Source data

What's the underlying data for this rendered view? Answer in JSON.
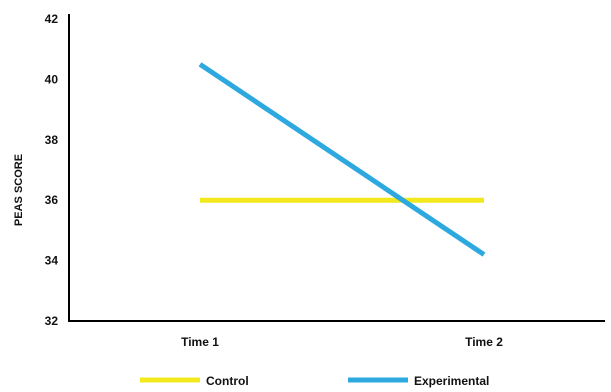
{
  "chart_data": {
    "type": "line",
    "title": "",
    "xlabel": "",
    "ylabel": "PEAS SCORE",
    "categories": [
      "Time 1",
      "Time 2"
    ],
    "ylim": [
      32,
      42
    ],
    "yticks": [
      "32",
      "34",
      "36",
      "38",
      "40",
      "42"
    ],
    "grid": false,
    "legend_position": "bottom",
    "series": [
      {
        "name": "Control",
        "values": [
          36.0,
          36.0
        ],
        "color": "#f2e81c"
      },
      {
        "name": "Experimental",
        "values": [
          40.5,
          34.2
        ],
        "color": "#2ea9df"
      }
    ]
  }
}
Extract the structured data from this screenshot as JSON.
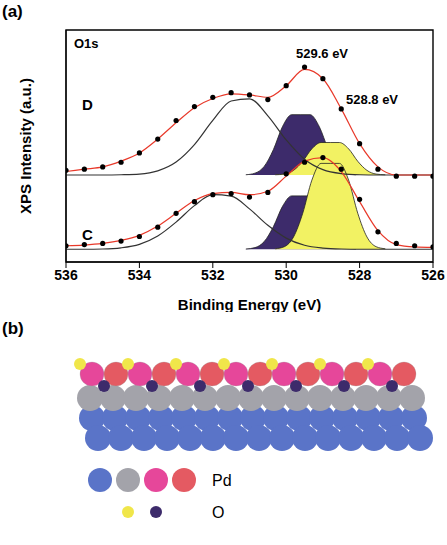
{
  "chart_data": {
    "type": "line",
    "panel": "(a)",
    "y_label": "XPS Intensity (a.u.)",
    "x_label": "Binding Energy (eV)",
    "annotations": [
      "O1s",
      "529.6 eV",
      "528.8 eV"
    ],
    "xlim": [
      536,
      526
    ],
    "xticks": [
      536,
      534,
      532,
      530,
      528,
      526
    ],
    "ylim": [
      0,
      100
    ],
    "tick_labels": "x",
    "grid": false,
    "series": [
      {
        "name": "D",
        "type": "scatter",
        "color": "#000000",
        "x": [
          536,
          535.5,
          535,
          534.5,
          534,
          533.5,
          533,
          532.5,
          532,
          531.5,
          531,
          530.5,
          530,
          529.5,
          529,
          528.5,
          528,
          527.5,
          527,
          526.5,
          526
        ],
        "values": [
          39.5,
          40,
          41,
          43,
          47,
          53,
          61,
          67,
          71,
          73,
          72,
          70,
          76,
          84,
          79,
          66,
          51,
          40,
          37,
          37,
          37
        ]
      },
      {
        "type": "area",
        "color": "#3d2b6b",
        "baseline": 37.5,
        "x": [
          531.1,
          530.85,
          530.6,
          530.35,
          530.1,
          529.85,
          529.6,
          529.35,
          529.1,
          528.85,
          528.6,
          528.35,
          528.1
        ],
        "values": [
          37.6,
          38.3,
          41.2,
          48.4,
          58.4,
          63.5,
          63.5,
          63.5,
          58.4,
          48.4,
          41.2,
          38.3,
          37.6
        ]
      },
      {
        "type": "area",
        "color": "#f2f263",
        "baseline": 37.5,
        "x": [
          530.3,
          530.05,
          529.8,
          529.55,
          529.3,
          529.05,
          528.8,
          528.55,
          528.3,
          528.05,
          527.8,
          527.55,
          527.3
        ],
        "values": [
          37.6,
          37.9,
          39.5,
          43.4,
          48.8,
          51.5,
          51.5,
          51.5,
          48.8,
          43.4,
          39.5,
          37.9,
          37.6
        ]
      },
      {
        "type": "line",
        "color": "#333333",
        "x": [
          536,
          535.5,
          535,
          534.5,
          534,
          533.5,
          533,
          532.5,
          532,
          531.5,
          531,
          530.5,
          530,
          529.5,
          529,
          528.5,
          528,
          527.5,
          527,
          526.5,
          526
        ],
        "values": [
          37.5,
          37.5,
          37.5,
          37.6,
          37.9,
          39.3,
          43.1,
          50.6,
          61,
          69.4,
          70.3,
          63,
          52.6,
          44.3,
          39.8,
          38.1,
          37.6,
          37.5,
          37.5,
          37.5,
          37.5
        ]
      },
      {
        "type": "line",
        "color": "#e8392a",
        "x": [
          536,
          535.5,
          535,
          534.5,
          534,
          533.5,
          533,
          532.5,
          532,
          531.5,
          531,
          530.5,
          530,
          529.5,
          529,
          528.5,
          528,
          527.5,
          527,
          526.5,
          526
        ],
        "values": [
          39,
          40,
          41,
          43.5,
          47,
          53,
          60,
          66.5,
          70.5,
          72.5,
          72,
          71,
          76,
          83,
          79,
          66,
          51,
          41,
          37.5,
          37.5,
          37.5
        ]
      },
      {
        "name": "C",
        "type": "scatter",
        "color": "#000000",
        "x": [
          536,
          535.5,
          535,
          534.5,
          534,
          533.5,
          533,
          532.5,
          532,
          531.5,
          531,
          530.5,
          530,
          529.5,
          529,
          528.5,
          528,
          527.5,
          527,
          526.5,
          526
        ],
        "values": [
          7,
          7.5,
          8,
          9,
          11,
          15,
          21,
          26,
          29,
          29.5,
          28,
          30,
          38,
          43,
          45,
          40,
          27,
          13,
          8,
          7,
          6.5
        ]
      },
      {
        "type": "area",
        "color": "#3d2b6b",
        "baseline": 5.5,
        "x": [
          531.1,
          530.85,
          530.6,
          530.35,
          530.1,
          529.85,
          529.6,
          529.35,
          529.1,
          528.85,
          528.6,
          528.35,
          528.1
        ],
        "values": [
          5.6,
          6.2,
          8.8,
          15.2,
          24,
          28.5,
          28.5,
          28.5,
          24,
          15.2,
          8.8,
          6.2,
          5.6
        ]
      },
      {
        "type": "area",
        "color": "#f2f263",
        "baseline": 5.5,
        "x": [
          530.3,
          530.05,
          529.8,
          529.55,
          529.3,
          529.05,
          528.8,
          528.55,
          528.3,
          528.05,
          527.8,
          527.55,
          527.3
        ],
        "values": [
          5.7,
          6.6,
          10.8,
          21,
          35.3,
          42.5,
          42.5,
          42.5,
          35.3,
          21,
          10.8,
          6.6,
          5.7
        ]
      },
      {
        "type": "line",
        "color": "#333333",
        "x": [
          536,
          535.5,
          535,
          534.5,
          534,
          533.5,
          533,
          532.5,
          532,
          531.5,
          531,
          530.5,
          530,
          529.5,
          529,
          528.5,
          528,
          527.5,
          527,
          526.5,
          526
        ],
        "values": [
          5.5,
          5.5,
          5.6,
          6.1,
          7.6,
          11.2,
          17.2,
          24.3,
          29,
          28.4,
          22.9,
          15.8,
          10.3,
          7.2,
          6,
          5.6,
          5.5,
          5.5,
          5.5,
          5.5,
          5.5
        ]
      },
      {
        "type": "line",
        "color": "#e8392a",
        "x": [
          536,
          535.5,
          535,
          534.5,
          534,
          533.5,
          533,
          532.5,
          532,
          531.5,
          531,
          530.5,
          530,
          529.5,
          529,
          528.5,
          528,
          527.5,
          527,
          526.5,
          526
        ],
        "values": [
          7,
          7.3,
          8,
          9.3,
          11.5,
          15.5,
          21,
          26.5,
          29.5,
          30,
          29,
          30.5,
          37,
          43.5,
          45,
          39,
          26,
          13.5,
          7.5,
          6.5,
          6.3
        ]
      }
    ]
  },
  "diagram": {
    "panel": "(b)",
    "legend_labels": [
      "Pd",
      "O"
    ]
  }
}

[TASK TO COMPLETE]
Return the listing above in full and without alteration, excluding its pictures.

[THE ANSWER]
What's the underlying data for this rendered view? Answer in JSON.
{
  "chart_data": {
    "type": "line",
    "title": "",
    "xlabel": "",
    "ylabel": "PEAS SCORE",
    "categories": [
      "Time 1",
      "Time 2"
    ],
    "ylim": [
      32,
      42
    ],
    "yticks": [
      "32",
      "34",
      "36",
      "38",
      "40",
      "42"
    ],
    "grid": false,
    "legend_position": "bottom",
    "series": [
      {
        "name": "Control",
        "values": [
          36.0,
          36.0
        ],
        "color": "#f2e81c"
      },
      {
        "name": "Experimental",
        "values": [
          40.5,
          34.2
        ],
        "color": "#2ea9df"
      }
    ]
  }
}
Extract the structured data from this screenshot as JSON.
{
  "chart_data": {
    "type": "line",
    "panel": "(a)",
    "y_label": "XPS Intensity (a.u.)",
    "x_label": "Binding Energy (eV)",
    "annotations": [
      "O1s",
      "529.6 eV",
      "528.8 eV"
    ],
    "xlim": [
      536,
      526
    ],
    "xticks": [
      536,
      534,
      532,
      530,
      528,
      526
    ],
    "ylim": [
      0,
      100
    ],
    "tick_labels": "x",
    "grid": false,
    "series": [
      {
        "name": "D",
        "type": "scatter",
        "color": "#000000",
        "x": [
          536,
          535.5,
          535,
          534.5,
          534,
          533.5,
          533,
          532.5,
          532,
          531.5,
          531,
          530.5,
          530,
          529.5,
          529,
          528.5,
          528,
          527.5,
          527,
          526.5,
          526
        ],
        "values": [
          39.5,
          40,
          41,
          43,
          47,
          53,
          61,
          67,
          71,
          73,
          72,
          70,
          76,
          84,
          79,
          66,
          51,
          40,
          37,
          37,
          37
        ]
      },
      {
        "type": "area",
        "color": "#3d2b6b",
        "baseline": 37.5,
        "x": [
          531.1,
          530.85,
          530.6,
          530.35,
          530.1,
          529.85,
          529.6,
          529.35,
          529.1,
          528.85,
          528.6,
          528.35,
          528.1
        ],
        "values": [
          37.6,
          38.3,
          41.2,
          48.4,
          58.4,
          63.5,
          63.5,
          63.5,
          58.4,
          48.4,
          41.2,
          38.3,
          37.6
        ]
      },
      {
        "type": "area",
        "color": "#f2f263",
        "baseline": 37.5,
        "x": [
          530.3,
          530.05,
          529.8,
          529.55,
          529.3,
          529.05,
          528.8,
          528.55,
          528.3,
          528.05,
          527.8,
          527.55,
          527.3
        ],
        "values": [
          37.6,
          37.9,
          39.5,
          43.4,
          48.8,
          51.5,
          51.5,
          51.5,
          48.8,
          43.4,
          39.5,
          37.9,
          37.6
        ]
      },
      {
        "type": "line",
        "color": "#333333",
        "x": [
          536,
          535.5,
          535,
          534.5,
          534,
          533.5,
          533,
          532.5,
          532,
          531.5,
          531,
          530.5,
          530,
          529.5,
          529,
          528.5,
          528,
          527.5,
          527,
          526.5,
          526
        ],
        "values": [
          37.5,
          37.5,
          37.5,
          37.6,
          37.9,
          39.3,
          43.1,
          50.6,
          61,
          69.4,
          70.3,
          63,
          52.6,
          44.3,
          39.8,
          38.1,
          37.6,
          37.5,
          37.5,
          37.5,
          37.5
        ]
      },
      {
        "type": "line",
        "color": "#e8392a",
        "x": [
          536,
          535.5,
          535,
          534.5,
          534,
          533.5,
          533,
          532.5,
          532,
          531.5,
          531,
          530.5,
          530,
          529.5,
          529,
          528.5,
          528,
          527.5,
          527,
          526.5,
          526
        ],
        "values": [
          39,
          40,
          41,
          43.5,
          47,
          53,
          60,
          66.5,
          70.5,
          72.5,
          72,
          71,
          76,
          83,
          79,
          66,
          51,
          41,
          37.5,
          37.5,
          37.5
        ]
      },
      {
        "name": "C",
        "type": "scatter",
        "color": "#000000",
        "x": [
          536,
          535.5,
          535,
          534.5,
          534,
          533.5,
          533,
          532.5,
          532,
          531.5,
          531,
          530.5,
          530,
          529.5,
          529,
          528.5,
          528,
          527.5,
          527,
          526.5,
          526
        ],
        "values": [
          7,
          7.5,
          8,
          9,
          11,
          15,
          21,
          26,
          29,
          29.5,
          28,
          30,
          38,
          43,
          45,
          40,
          27,
          13,
          8,
          7,
          6.5
        ]
      },
      {
        "type": "area",
        "color": "#3d2b6b",
        "baseline": 5.5,
        "x": [
          531.1,
          530.85,
          530.6,
          530.35,
          530.1,
          529.85,
          529.6,
          529.35,
          529.1,
          528.85,
          528.6,
          528.35,
          528.1
        ],
        "values": [
          5.6,
          6.2,
          8.8,
          15.2,
          24,
          28.5,
          28.5,
          28.5,
          24,
          15.2,
          8.8,
          6.2,
          5.6
        ]
      },
      {
        "type": "area",
        "color": "#f2f263",
        "baseline": 5.5,
        "x": [
          530.3,
          530.05,
          529.8,
          529.55,
          529.3,
          529.05,
          528.8,
          528.55,
          528.3,
          528.05,
          527.8,
          527.55,
          527.3
        ],
        "values": [
          5.7,
          6.6,
          10.8,
          21,
          35.3,
          42.5,
          42.5,
          42.5,
          35.3,
          21,
          10.8,
          6.6,
          5.7
        ]
      },
      {
        "type": "line",
        "color": "#333333",
        "x": [
          536,
          535.5,
          535,
          534.5,
          534,
          533.5,
          533,
          532.5,
          532,
          531.5,
          531,
          530.5,
          530,
          529.5,
          529,
          528.5,
          528,
          527.5,
          527,
          526.5,
          526
        ],
        "values": [
          5.5,
          5.5,
          5.6,
          6.1,
          7.6,
          11.2,
          17.2,
          24.3,
          29,
          28.4,
          22.9,
          15.8,
          10.3,
          7.2,
          6,
          5.6,
          5.5,
          5.5,
          5.5,
          5.5,
          5.5
        ]
      },
      {
        "type": "line",
        "color": "#e8392a",
        "x": [
          536,
          535.5,
          535,
          534.5,
          534,
          533.5,
          533,
          532.5,
          532,
          531.5,
          531,
          530.5,
          530,
          529.5,
          529,
          528.5,
          528,
          527.5,
          527,
          526.5,
          526
        ],
        "values": [
          7,
          7.3,
          8,
          9.3,
          11.5,
          15.5,
          21,
          26.5,
          29.5,
          30,
          29,
          30.5,
          37,
          43.5,
          45,
          39,
          26,
          13.5,
          7.5,
          6.5,
          6.3
        ]
      }
    ]
  },
  "diagram": {
    "panel": "(b)",
    "legend_labels": [
      "Pd",
      "O"
    ]
  }
}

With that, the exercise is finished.